◆ **DIRECTIONS**
Collect every line of the records below that contains the word "Orkn".

◆ **SUPPLIED RECORDS**

******************************

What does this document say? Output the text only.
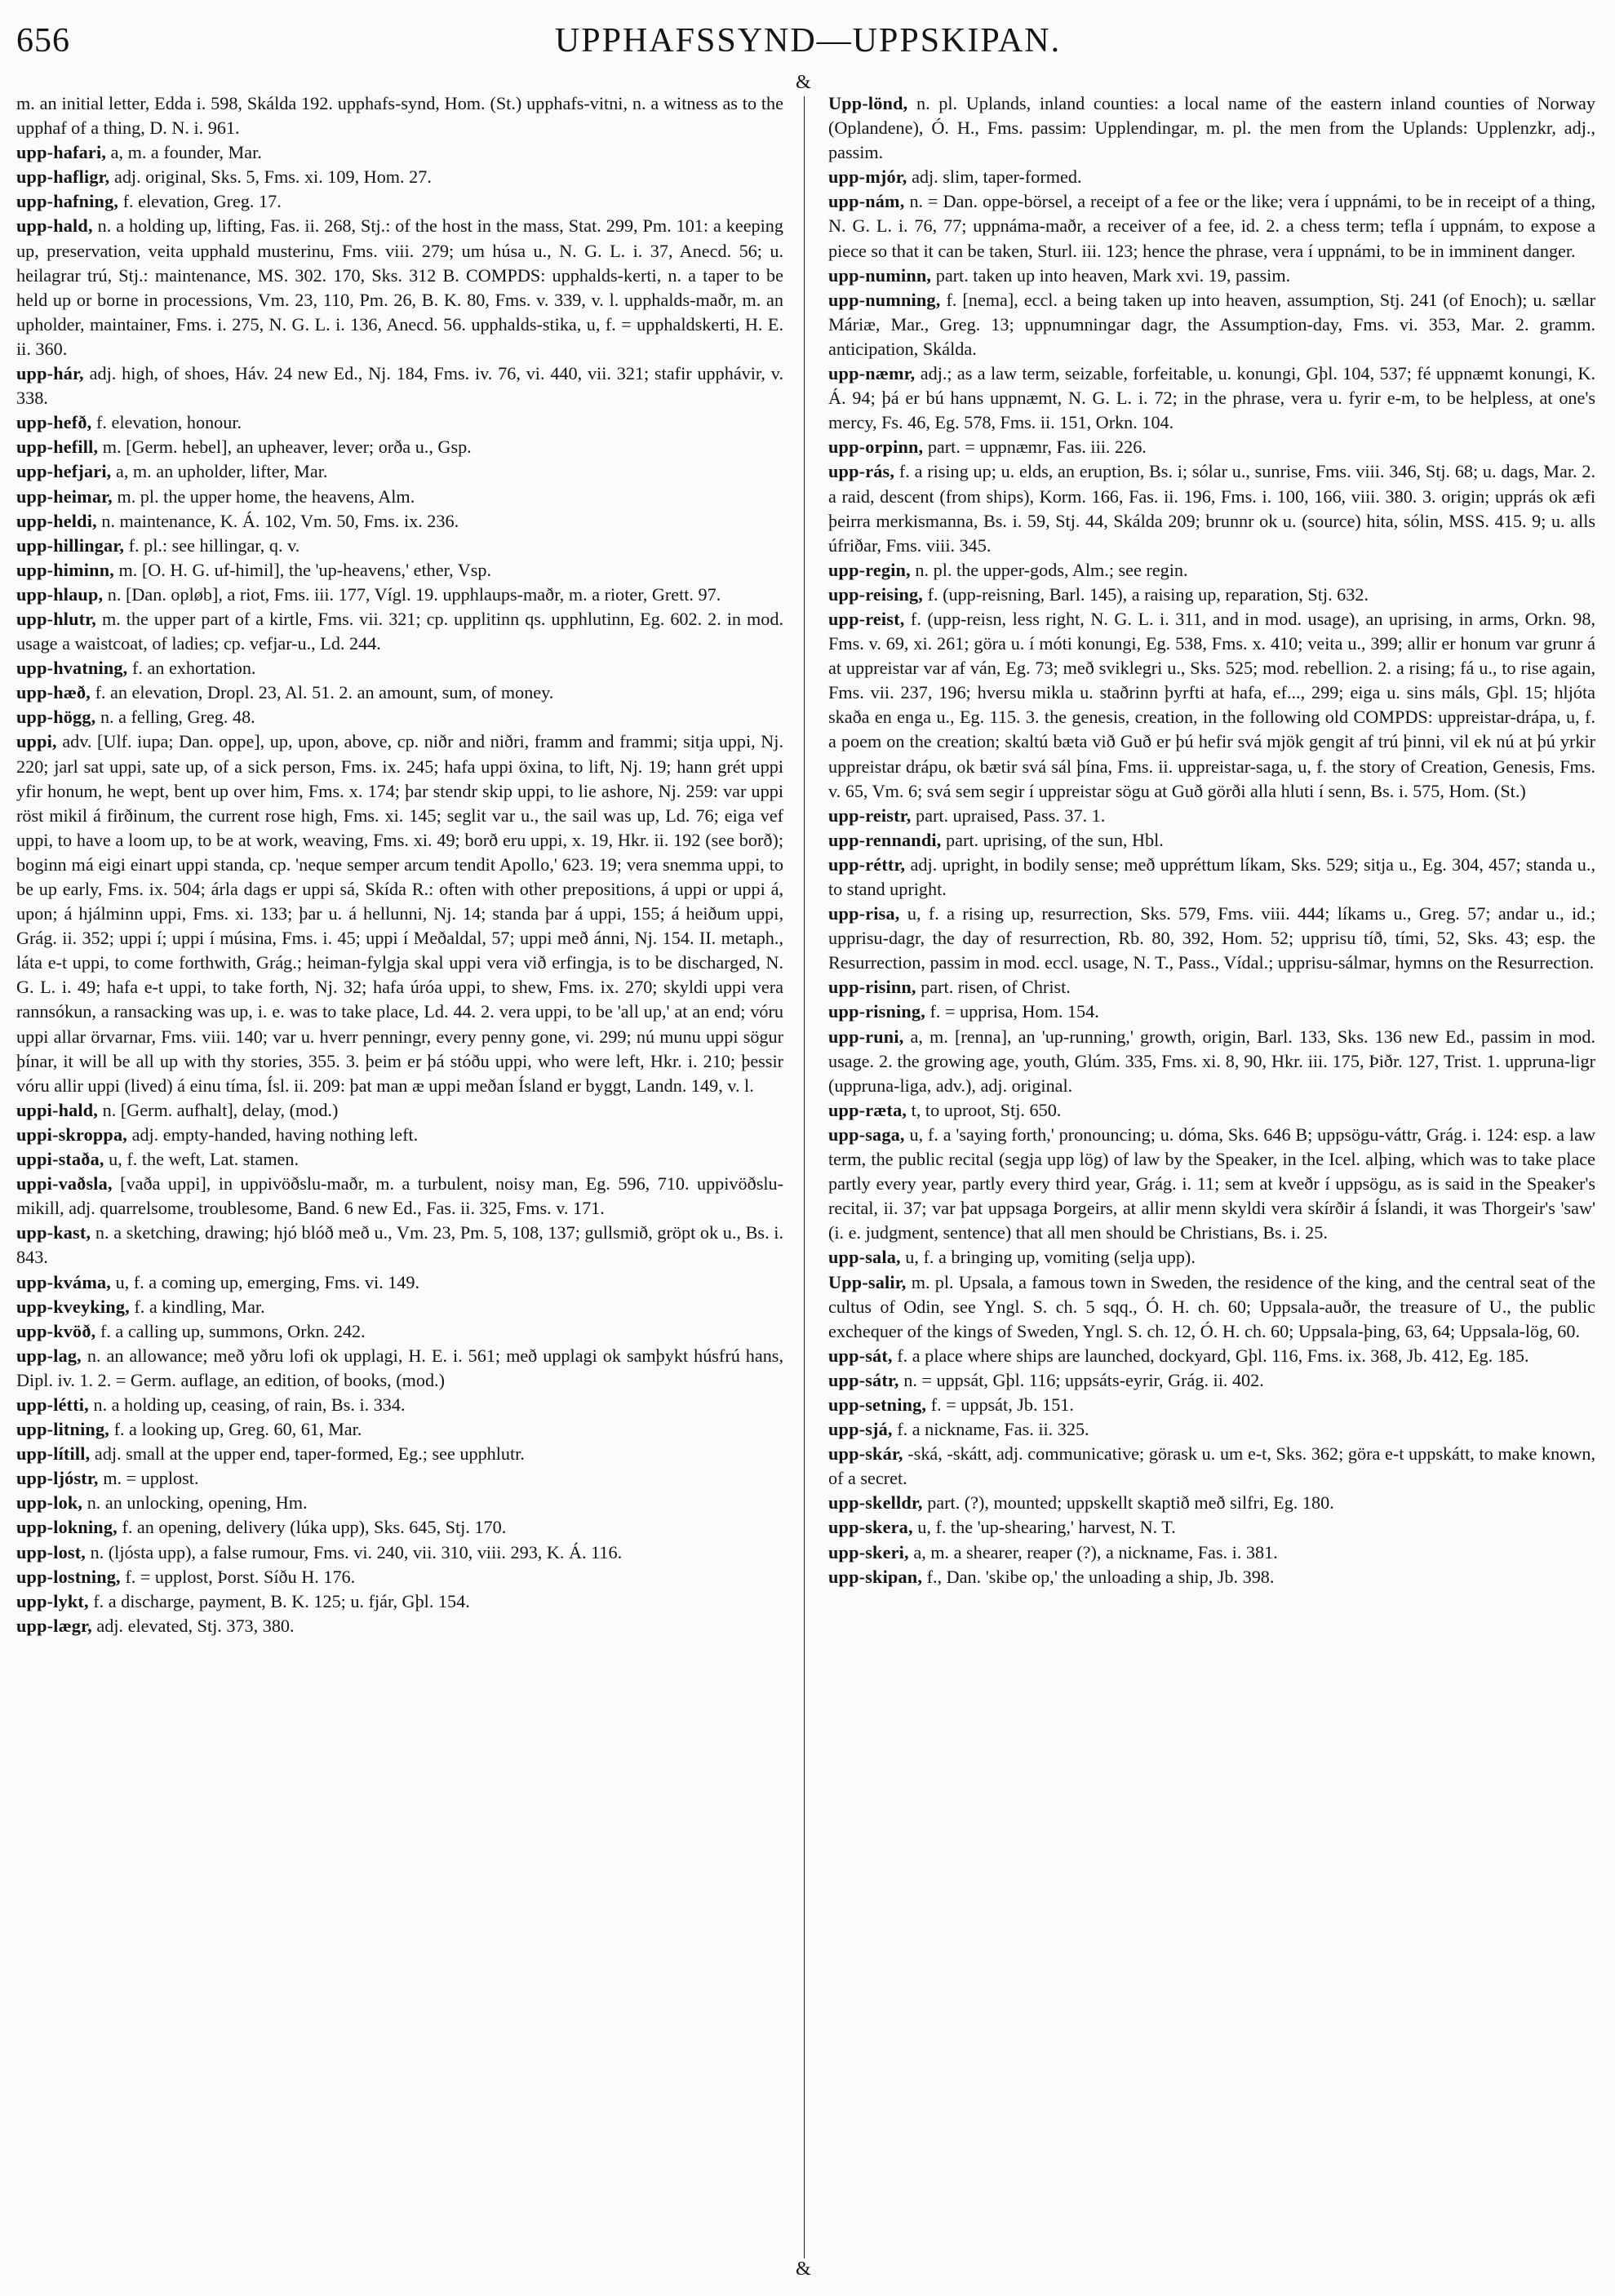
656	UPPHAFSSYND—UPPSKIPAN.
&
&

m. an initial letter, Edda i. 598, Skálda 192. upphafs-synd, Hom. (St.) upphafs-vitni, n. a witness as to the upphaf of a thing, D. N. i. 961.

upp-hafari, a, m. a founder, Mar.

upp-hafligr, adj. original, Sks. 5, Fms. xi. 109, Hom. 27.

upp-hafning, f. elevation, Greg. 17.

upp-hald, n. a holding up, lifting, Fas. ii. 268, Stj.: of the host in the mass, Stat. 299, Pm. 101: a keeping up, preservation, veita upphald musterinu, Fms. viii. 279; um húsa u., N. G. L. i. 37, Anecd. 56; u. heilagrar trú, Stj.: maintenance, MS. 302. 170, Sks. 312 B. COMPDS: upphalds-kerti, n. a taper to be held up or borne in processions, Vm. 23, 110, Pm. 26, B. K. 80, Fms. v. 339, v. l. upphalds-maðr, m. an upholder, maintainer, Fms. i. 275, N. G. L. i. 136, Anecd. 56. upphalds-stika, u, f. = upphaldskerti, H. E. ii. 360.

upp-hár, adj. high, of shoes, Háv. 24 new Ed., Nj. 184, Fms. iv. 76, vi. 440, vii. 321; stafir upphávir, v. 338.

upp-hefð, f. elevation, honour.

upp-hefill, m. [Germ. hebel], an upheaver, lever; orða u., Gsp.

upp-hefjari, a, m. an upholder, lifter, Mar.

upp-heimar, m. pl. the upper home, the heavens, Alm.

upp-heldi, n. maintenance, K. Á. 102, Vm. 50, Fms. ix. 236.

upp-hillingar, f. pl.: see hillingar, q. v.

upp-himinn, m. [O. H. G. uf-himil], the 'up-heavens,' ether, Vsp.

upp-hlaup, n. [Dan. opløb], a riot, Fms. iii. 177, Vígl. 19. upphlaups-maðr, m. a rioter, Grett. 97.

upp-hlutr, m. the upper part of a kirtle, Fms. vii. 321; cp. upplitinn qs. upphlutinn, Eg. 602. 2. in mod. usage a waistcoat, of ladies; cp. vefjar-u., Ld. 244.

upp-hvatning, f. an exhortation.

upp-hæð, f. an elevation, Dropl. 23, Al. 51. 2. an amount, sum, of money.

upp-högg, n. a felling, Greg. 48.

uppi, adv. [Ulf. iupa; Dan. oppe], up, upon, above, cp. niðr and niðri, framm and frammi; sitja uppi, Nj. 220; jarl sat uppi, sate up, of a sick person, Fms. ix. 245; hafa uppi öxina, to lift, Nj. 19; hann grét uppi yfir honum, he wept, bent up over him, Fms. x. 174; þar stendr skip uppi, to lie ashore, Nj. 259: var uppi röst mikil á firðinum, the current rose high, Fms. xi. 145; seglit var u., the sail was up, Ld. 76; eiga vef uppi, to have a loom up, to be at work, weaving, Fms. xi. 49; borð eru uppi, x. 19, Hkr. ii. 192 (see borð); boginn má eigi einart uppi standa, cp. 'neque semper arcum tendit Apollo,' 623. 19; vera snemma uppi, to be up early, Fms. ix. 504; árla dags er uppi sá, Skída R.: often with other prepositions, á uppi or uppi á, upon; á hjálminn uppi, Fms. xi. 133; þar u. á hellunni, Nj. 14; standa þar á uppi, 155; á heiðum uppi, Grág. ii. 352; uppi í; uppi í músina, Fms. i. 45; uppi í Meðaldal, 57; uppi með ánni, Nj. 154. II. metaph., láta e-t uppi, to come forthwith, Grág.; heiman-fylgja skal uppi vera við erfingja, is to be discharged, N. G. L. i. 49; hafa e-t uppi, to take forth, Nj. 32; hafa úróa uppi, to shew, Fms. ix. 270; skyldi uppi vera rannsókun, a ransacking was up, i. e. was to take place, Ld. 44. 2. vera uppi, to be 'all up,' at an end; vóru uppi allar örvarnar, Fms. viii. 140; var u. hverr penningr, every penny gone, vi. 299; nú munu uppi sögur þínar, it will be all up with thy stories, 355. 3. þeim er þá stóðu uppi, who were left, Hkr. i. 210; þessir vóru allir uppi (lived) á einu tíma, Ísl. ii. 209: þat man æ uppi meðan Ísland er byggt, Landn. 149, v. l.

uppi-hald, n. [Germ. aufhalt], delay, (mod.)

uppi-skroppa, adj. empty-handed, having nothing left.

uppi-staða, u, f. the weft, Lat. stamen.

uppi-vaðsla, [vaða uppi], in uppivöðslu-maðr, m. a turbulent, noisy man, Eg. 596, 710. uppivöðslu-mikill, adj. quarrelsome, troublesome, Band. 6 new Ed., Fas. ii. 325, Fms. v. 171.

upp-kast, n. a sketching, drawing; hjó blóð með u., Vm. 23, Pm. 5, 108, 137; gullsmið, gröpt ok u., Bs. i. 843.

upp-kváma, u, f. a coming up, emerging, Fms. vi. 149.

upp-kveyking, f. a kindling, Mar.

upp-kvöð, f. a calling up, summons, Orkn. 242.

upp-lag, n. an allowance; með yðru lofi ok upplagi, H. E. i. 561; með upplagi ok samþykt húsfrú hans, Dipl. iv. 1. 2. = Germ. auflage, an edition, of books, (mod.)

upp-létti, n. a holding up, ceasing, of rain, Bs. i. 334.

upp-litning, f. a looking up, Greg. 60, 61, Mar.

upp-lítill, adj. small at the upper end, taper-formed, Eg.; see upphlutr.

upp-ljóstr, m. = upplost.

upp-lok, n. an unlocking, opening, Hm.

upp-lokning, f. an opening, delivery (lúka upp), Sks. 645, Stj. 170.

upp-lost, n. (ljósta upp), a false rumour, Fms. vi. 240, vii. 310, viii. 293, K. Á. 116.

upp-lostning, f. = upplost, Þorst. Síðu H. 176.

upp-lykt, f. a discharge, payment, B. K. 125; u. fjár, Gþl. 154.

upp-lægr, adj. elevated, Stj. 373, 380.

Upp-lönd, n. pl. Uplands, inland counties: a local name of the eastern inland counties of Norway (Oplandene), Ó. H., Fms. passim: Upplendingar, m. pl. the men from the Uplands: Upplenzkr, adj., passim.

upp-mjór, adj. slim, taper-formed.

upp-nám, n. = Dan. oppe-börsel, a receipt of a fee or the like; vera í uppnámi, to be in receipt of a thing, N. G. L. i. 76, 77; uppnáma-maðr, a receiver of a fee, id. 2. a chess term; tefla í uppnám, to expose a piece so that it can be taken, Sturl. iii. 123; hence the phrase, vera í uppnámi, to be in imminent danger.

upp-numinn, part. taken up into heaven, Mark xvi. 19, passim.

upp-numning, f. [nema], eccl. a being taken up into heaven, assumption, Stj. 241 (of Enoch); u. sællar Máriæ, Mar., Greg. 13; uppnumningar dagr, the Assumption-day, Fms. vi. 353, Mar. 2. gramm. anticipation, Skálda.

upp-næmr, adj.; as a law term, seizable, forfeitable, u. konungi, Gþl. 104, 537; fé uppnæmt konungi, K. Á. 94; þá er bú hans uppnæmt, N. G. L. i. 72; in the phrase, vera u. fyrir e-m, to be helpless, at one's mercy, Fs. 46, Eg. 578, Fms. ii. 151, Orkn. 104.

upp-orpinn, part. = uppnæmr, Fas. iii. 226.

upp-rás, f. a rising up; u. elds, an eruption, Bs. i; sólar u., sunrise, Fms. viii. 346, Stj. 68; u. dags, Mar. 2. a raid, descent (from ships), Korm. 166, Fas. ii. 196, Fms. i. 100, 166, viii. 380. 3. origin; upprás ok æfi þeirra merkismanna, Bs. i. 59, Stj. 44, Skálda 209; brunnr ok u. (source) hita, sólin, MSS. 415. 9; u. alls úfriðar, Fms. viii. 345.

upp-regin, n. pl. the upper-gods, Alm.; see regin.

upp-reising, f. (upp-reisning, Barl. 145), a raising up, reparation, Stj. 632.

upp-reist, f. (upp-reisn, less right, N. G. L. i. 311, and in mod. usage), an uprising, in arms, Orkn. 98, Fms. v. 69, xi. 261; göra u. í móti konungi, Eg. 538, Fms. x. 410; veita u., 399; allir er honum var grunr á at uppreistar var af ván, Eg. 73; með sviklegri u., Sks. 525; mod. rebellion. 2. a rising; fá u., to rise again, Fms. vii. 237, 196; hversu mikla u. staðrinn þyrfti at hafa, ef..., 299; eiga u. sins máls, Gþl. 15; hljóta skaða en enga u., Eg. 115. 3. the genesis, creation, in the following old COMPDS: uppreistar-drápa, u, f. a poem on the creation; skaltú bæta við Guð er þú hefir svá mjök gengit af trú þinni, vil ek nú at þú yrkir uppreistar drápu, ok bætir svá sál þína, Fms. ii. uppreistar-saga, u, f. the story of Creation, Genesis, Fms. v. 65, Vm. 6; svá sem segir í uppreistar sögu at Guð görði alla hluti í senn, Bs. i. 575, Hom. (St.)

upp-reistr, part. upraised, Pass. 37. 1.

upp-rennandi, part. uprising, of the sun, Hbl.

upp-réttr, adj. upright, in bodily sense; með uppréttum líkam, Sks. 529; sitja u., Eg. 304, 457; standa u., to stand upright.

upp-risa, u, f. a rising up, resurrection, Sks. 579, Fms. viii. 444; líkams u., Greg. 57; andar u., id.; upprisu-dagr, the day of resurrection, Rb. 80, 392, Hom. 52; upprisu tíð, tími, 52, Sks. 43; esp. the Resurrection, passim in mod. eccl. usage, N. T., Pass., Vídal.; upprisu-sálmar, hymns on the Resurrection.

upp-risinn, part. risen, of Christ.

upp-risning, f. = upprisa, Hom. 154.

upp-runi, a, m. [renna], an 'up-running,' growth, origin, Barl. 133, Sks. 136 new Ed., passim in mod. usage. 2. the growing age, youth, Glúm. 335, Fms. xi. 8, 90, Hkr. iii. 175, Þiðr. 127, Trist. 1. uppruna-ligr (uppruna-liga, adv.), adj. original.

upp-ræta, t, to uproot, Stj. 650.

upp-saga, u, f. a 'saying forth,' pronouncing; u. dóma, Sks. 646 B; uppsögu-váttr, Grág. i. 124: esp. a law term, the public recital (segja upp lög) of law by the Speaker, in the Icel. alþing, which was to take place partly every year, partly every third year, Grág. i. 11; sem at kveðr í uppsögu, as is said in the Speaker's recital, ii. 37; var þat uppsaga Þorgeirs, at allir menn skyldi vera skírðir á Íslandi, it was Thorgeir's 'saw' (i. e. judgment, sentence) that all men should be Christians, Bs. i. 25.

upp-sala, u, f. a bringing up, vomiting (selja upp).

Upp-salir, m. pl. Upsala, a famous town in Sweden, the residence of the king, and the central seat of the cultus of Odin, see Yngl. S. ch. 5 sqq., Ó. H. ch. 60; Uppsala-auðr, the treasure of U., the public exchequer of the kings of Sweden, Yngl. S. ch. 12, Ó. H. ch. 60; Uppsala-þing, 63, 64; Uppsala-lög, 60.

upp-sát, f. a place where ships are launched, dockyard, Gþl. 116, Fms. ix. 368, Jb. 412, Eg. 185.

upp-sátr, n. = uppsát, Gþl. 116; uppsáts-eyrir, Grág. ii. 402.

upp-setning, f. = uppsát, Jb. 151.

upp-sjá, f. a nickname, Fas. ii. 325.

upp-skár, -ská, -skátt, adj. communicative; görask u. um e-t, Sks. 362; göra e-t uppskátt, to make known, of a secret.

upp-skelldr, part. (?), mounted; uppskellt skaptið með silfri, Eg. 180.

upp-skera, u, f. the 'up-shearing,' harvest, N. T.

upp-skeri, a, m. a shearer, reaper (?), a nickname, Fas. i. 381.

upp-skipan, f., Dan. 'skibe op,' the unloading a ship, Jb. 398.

******************************

◆ **TASK ANSWER**
upp-kvöð, f. a calling up, summons, Orkn. 242.
upp-næmr, adj.; as a law term, seizable, forfeitable, u. konungi, Gþl. 104, 537; fé uppnæmt konungi, K. Á. 94; þá er bú hans uppnæmt, N. G. L. i. 72; in the phrase, vera u. fyrir e-m, to be helpless, at one's mercy, Fs. 46, Eg. 578, Fms. ii. 151, Orkn. 104.
upp-reist, f. (upp-reisn, less right, N. G. L. i. 311, and in mod. usage), an uprising, in arms, Orkn. 98, Fms. v. 69, xi. 261; göra u. í móti konungi, Eg. 538, Fms. x. 410; veita u., 399; allir er honum var grunr á at uppreistar var af ván, Eg. 73; með sviklegri u., Sks. 525; mod. rebellion. 2. a rising; fá u., to rise again, Fms. vii. 237, 196; hversu mikla u. staðrinn þyrfti at hafa, ef..., 299; eiga u. sins máls, Gþl. 15; hljóta skaða en enga u., Eg. 115. 3. the genesis, creation, in the following old COMPDS: uppreistar-drápa, u, f. a poem on the creation; skaltú bæta við Guð er þú hefir svá mjök gengit af trú þinni, vil ek nú at þú yrkir uppreistar drápu, ok bætir svá sál þína, Fms. ii. uppreistar-saga, u, f. the story of Creation, Genesis, Fms. v. 65, Vm. 6; svá sem segir í uppreistar sögu at Guð görði alla hluti í senn, Bs. i. 575, Hom. (St.)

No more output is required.